:: Supplied information

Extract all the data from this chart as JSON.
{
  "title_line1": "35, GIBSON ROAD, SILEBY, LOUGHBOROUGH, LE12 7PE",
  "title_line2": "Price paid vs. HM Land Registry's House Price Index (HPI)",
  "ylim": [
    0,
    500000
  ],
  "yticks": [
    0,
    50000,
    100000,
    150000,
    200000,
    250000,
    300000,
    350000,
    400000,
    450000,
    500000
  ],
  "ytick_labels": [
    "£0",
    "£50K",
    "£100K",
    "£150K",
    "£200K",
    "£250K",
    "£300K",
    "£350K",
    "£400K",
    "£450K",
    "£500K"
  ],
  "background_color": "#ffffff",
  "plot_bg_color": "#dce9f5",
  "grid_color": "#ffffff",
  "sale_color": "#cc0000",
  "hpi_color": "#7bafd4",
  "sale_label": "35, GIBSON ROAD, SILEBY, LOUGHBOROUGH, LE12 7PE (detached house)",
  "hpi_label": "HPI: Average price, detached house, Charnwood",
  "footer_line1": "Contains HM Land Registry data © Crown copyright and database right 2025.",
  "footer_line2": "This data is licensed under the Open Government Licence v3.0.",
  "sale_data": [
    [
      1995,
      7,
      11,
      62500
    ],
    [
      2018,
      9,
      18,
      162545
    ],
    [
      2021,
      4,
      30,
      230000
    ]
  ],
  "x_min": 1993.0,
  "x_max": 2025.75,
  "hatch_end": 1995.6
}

::::

Reproduce the listing above word for word.

Extract all the data from this chart as JSON.
{
  "title_line1": "35, GIBSON ROAD, SILEBY, LOUGHBOROUGH, LE12 7PE",
  "title_line2": "Price paid vs. HM Land Registry's House Price Index (HPI)",
  "ylim": [
    0,
    500000
  ],
  "yticks": [
    0,
    50000,
    100000,
    150000,
    200000,
    250000,
    300000,
    350000,
    400000,
    450000,
    500000
  ],
  "ytick_labels": [
    "£0",
    "£50K",
    "£100K",
    "£150K",
    "£200K",
    "£250K",
    "£300K",
    "£350K",
    "£400K",
    "£450K",
    "£500K"
  ],
  "background_color": "#ffffff",
  "plot_bg_color": "#dce9f5",
  "grid_color": "#ffffff",
  "sale_color": "#cc0000",
  "hpi_color": "#7bafd4",
  "sale_label": "35, GIBSON ROAD, SILEBY, LOUGHBOROUGH, LE12 7PE (detached house)",
  "hpi_label": "HPI: Average price, detached house, Charnwood",
  "footer_line1": "Contains HM Land Registry data © Crown copyright and database right 2025.",
  "footer_line2": "This data is licensed under the Open Government Licence v3.0.",
  "sale_data": [
    [
      1995,
      7,
      11,
      62500
    ],
    [
      2018,
      9,
      18,
      162545
    ],
    [
      2021,
      4,
      30,
      230000
    ]
  ],
  "x_min": 1993.0,
  "x_max": 2025.75,
  "hatch_end": 1995.6
}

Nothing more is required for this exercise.